Work instructions
Look through the lines below and state how many hold the word "percentage". Write only the number.

Given records
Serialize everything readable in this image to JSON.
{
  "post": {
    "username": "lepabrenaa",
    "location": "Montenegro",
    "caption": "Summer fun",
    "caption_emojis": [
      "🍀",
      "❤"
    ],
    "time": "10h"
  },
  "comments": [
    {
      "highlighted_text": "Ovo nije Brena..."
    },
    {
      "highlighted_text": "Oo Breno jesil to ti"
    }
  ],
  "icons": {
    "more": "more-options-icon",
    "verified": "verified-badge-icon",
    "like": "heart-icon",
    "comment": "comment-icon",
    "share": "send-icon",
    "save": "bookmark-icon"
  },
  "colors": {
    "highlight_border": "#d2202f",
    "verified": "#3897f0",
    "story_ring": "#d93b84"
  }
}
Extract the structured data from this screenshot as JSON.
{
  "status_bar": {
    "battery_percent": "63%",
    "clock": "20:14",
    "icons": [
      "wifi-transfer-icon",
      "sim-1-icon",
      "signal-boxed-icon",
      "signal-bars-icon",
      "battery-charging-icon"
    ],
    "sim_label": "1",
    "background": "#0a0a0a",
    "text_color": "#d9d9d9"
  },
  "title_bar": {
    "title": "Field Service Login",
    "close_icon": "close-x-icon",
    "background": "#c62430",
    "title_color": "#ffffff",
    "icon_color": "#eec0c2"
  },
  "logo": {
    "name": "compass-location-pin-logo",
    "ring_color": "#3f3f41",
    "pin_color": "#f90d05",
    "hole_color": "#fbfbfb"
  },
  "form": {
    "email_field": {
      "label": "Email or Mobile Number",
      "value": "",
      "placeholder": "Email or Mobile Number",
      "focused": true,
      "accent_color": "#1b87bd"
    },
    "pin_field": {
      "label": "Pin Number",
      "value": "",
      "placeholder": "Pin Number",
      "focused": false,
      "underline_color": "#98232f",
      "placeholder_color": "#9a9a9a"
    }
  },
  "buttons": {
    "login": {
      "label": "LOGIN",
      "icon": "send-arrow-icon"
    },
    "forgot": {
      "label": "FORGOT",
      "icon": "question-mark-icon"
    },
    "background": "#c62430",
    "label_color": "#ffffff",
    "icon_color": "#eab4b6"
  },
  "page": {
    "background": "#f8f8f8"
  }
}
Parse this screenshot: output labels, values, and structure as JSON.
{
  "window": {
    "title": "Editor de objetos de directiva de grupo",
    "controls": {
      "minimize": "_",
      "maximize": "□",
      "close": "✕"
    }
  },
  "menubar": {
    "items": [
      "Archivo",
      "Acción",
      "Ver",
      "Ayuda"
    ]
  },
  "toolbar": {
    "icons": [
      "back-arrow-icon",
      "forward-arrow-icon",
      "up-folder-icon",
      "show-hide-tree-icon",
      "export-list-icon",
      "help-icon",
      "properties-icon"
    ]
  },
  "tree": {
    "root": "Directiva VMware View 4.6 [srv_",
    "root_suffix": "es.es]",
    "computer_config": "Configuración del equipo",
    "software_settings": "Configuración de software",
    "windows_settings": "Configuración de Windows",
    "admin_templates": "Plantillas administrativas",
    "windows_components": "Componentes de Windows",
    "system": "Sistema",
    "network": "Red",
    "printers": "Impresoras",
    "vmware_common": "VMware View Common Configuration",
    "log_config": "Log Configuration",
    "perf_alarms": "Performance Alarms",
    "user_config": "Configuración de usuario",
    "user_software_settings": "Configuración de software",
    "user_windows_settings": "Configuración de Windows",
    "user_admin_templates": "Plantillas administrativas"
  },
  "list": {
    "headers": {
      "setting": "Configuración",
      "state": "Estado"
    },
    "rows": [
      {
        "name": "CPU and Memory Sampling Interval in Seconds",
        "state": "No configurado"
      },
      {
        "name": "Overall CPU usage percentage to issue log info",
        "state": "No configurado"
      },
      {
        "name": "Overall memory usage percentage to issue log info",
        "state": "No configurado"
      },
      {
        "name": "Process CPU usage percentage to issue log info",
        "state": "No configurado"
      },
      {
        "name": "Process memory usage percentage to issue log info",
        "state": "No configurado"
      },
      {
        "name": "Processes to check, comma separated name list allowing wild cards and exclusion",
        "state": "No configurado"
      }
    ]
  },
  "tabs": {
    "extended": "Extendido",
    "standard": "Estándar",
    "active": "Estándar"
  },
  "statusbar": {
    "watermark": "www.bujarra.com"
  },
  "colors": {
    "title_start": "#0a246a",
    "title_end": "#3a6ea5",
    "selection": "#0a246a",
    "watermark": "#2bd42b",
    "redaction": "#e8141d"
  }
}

Solution
4